» EXERCISE: Carry on the essay about LDS stay-at-home mothers and the economic costs they face, picking up after its last sentence.

» DOCUMENT SEGMENT:
LDS Stay-at-Home Moms: Punished for Doing It "Right"?
Exploring The Costs of Patriarchy & What To Do Instead
“No, 1Brittany, you aren’t a bad mom because you hate being a mom. You were simply told this was who you’re supposed to be, and it’s a lot harder than anyone lets on. You’re not the problem here,” I told my client.
Brittany was a young LDS mom who came into my office one crisp winter morning hoping to get help with her “anger issues,” as she called them. Over the next several months, what we uncovered was that several years ago, Brittany had dropped out of college to get married so she could support her husband’s schooling. When she got pregnant and began having children, she stopped working because “that’s what we’d been commanded to do. Have kids and be a stay-at-home mom (SAHM),” she said.
The problem, wasn’t Brittany’s anger. It was the many choices that she’d made that weren’t actually hers. In a high control religion like Mormonism, there is a tiny template to follow and a power hierarchy in which women must fit.
Brittany’s anger was valid.
Her whole life was a pipeline into motherhood. Her power deferred to the priesthood leaders and their “words from God.”
This is not a rare sighting, whether in my office, among family and friends, coworkers or acquaintances. Women are finding themselves, not just emotionally and physically disadvantaged, but economically too.
Recently, The Salt Lake Tribune published an article titled, “How obeying LDS Church teachings can leave some women in poverty.” It shines a harsh light on the economic fallout that many divorced LDS women in particular face after doing exactly what they were taught to do: stay home, raise children, and support their husbands.
They followed the rules—and now they’re left at the bottom, economically, emotionally and socially, in a society that values wealth and independence.
Dr. Susan Madsen—a professor, business leader, and researcher at Utah State University—whose work focuses on gender inequality and sexism in Utah, has spent years researching women’s experiences in both religious and business settings. She’s quoted stating:
“For years, the faith's leaders taught that mothers should stay home with their children. These women did just that, and paid a steep price when they entered the workforce.”
Imagine paying the steep price of admission into LDS Motherhood, only to pay a steeper one when your happily ever after disappears.
In the LDS faith, we are instructed that a girl’s ultimate purpose is to marry and become a mother. The framing isn’t really a choice—it’s a given.

Raised on a steady diet of homemaking lessons, firesides about the “right kind of man” to marry, and even wedding dress nights where young girls would parade around in gowns like a pre-marital dress rehearsal, the focus was always on temple marriage—not just to be sealed to your husband for eternity, but so your children would be “born under the covenant.”
Sure, we were also told to “get an education,” but the subtext was clear: ‘Just in case you need something to fall back on.’ A safety net. Not the path.
What wasn’t taught? The true costs of choosing to stay home. That degree you earned and never used does little at 40 when you’ve been out of the workforce for two decades. (Learn more about the motherhood penalty here.)
Once again, women may find themselves entering another hierarchical arena—this time, the workplace. These women are often dismissed and underpaid, not because they lack skills, but because of the lost years of a career outside the home.
Utah ranks dead last in the nation for gender pay equity. And that’s no coincidence. The cultural pressure for women to stay home leads many to re-enter the workforce in part-time or low-wage jobs, often out of necessity rather than ambition.

» DATASET ENTRIES:
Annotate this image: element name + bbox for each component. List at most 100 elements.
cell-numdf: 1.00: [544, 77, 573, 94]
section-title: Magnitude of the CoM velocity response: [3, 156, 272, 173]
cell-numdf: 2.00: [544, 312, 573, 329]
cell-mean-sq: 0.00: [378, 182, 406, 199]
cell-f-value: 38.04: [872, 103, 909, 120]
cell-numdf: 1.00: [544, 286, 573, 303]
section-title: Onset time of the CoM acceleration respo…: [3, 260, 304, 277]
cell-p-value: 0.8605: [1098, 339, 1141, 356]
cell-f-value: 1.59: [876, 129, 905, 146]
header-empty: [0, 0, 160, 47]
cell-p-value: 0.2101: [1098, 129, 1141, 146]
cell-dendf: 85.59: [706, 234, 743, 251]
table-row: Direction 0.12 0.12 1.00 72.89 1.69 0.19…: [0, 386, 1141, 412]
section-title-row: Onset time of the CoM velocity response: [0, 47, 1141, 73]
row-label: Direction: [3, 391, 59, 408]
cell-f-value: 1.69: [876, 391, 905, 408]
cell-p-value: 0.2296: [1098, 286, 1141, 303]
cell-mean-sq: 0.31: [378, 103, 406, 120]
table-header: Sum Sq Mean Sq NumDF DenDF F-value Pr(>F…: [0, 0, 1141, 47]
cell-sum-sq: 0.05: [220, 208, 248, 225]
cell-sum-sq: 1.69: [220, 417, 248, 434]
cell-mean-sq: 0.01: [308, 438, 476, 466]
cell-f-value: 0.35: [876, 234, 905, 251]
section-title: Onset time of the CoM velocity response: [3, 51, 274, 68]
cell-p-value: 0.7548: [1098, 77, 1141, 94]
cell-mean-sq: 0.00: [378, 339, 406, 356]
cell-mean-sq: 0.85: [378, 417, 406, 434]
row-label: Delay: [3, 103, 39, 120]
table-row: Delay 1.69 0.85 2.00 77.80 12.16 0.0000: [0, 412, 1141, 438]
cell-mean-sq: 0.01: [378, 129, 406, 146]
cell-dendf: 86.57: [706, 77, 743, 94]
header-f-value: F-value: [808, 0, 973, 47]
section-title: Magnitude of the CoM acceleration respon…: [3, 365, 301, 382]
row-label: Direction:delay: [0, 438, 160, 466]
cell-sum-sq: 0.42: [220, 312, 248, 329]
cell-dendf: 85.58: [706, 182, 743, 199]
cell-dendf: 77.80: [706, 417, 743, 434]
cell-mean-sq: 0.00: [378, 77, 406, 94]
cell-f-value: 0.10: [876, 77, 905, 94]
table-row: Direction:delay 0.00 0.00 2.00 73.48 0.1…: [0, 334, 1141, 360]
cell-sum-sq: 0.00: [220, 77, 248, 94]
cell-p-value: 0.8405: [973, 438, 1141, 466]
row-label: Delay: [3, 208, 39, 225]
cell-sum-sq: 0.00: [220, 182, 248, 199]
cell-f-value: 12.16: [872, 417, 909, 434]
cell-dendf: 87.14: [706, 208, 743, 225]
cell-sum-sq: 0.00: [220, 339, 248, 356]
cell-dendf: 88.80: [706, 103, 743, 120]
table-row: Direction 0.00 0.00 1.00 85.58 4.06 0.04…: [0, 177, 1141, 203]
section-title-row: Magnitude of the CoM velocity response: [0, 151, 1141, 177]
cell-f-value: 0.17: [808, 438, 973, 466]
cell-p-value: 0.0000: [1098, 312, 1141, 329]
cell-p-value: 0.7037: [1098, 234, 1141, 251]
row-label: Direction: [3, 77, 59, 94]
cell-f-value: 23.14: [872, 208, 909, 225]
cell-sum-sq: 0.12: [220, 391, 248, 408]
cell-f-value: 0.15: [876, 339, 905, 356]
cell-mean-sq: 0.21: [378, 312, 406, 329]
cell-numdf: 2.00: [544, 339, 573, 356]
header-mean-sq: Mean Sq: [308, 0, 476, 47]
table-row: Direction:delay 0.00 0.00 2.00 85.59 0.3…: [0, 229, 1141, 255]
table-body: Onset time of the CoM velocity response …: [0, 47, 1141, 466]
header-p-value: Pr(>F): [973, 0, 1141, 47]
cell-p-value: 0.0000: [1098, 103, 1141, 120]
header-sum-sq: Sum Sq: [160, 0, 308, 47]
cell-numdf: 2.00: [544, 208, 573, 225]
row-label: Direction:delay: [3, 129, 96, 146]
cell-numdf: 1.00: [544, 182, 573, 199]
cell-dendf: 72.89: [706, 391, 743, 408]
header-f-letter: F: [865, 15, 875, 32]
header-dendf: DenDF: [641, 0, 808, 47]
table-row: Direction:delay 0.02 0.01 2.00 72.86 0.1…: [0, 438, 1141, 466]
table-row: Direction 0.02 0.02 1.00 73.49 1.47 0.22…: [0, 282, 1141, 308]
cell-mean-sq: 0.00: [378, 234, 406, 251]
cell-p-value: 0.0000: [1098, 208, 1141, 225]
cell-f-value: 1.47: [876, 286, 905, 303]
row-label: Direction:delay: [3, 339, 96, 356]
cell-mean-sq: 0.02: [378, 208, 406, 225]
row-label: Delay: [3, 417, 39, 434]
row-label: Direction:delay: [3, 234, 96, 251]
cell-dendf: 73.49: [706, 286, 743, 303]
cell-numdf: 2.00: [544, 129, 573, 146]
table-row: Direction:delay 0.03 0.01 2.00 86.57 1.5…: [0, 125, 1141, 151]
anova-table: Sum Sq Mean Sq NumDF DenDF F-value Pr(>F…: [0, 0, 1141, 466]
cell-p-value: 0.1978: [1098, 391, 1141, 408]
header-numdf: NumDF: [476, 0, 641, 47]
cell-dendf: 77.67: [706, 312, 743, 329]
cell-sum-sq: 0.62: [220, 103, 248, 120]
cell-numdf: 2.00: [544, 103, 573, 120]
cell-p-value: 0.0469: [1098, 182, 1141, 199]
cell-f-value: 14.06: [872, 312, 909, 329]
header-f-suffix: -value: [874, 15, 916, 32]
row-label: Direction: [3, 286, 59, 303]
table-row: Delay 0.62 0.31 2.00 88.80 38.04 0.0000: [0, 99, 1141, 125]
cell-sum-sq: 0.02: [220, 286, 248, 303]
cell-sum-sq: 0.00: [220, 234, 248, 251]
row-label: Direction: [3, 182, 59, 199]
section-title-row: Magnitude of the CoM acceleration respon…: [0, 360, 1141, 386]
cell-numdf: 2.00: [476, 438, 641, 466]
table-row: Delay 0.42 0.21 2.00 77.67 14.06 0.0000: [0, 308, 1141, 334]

» WRITTEN ANSWER:
I remember being a young active LDS wife observing my husband’s workplace, noticing how few women were there, and thinking, Well, of course the men should earn more. They have families to support!
Not proud of that thought—but it shows how deeply internalized the LDS Church’s patriarchal messaging is. Women are taught to shrink, to defer, to uplift the men around them because they hold the holy priesthood. That same minimization follows women right into the workplace.
It’s not merely men who see women as less capable—women believe it too.
So what happens when you’ve done everything the Church told you to do, and your husband leaves?
Now you’re a single mother, still carrying the emotional labor of raising children, but also forced into the job market. And you’re starting from scratch—at the very bottom. In Utah, that bottom is even lower if you’re a woman.
The question I keep asking is: Why do women keep supporting a system that consistently ranks them beneath men?
The answer lies in identity. For many LDS women, their worth is intertwined with their role as a stay-at-home mom—the fulfillment of their divine purpose. Challenging that system isn’t just about questioning the Church, it’s about questioning who they’ve been told they are.
But here’s what I’ve seen: women aren’t lacking. Many of us go back to school (I did), and we become some of the most driven, focused students you’ll find. Many start working and realize:
I’ve been managing, organizing, leading, planning, and creating my whole life—I just wasn’t recognized or compensated for it.
As more women wake up to the harms of patriarchy, we’re left grappling with how to exist in a system we didn’t design—but were covertly shaped by. That reckoning is a big reason so many women are walking away from organized religion.
Even as we leave, we are not exempt from its consequences. Many of us will still end up like that single mom with five kids, making $10-12/hour at Walmart.
So how do we fight back?
Patriarchy clearly doesn’t help women—but women can help each other. That’s where our power is. It’s time to reclaim our maternal warmth and collective strength to build communities of care and mutual support.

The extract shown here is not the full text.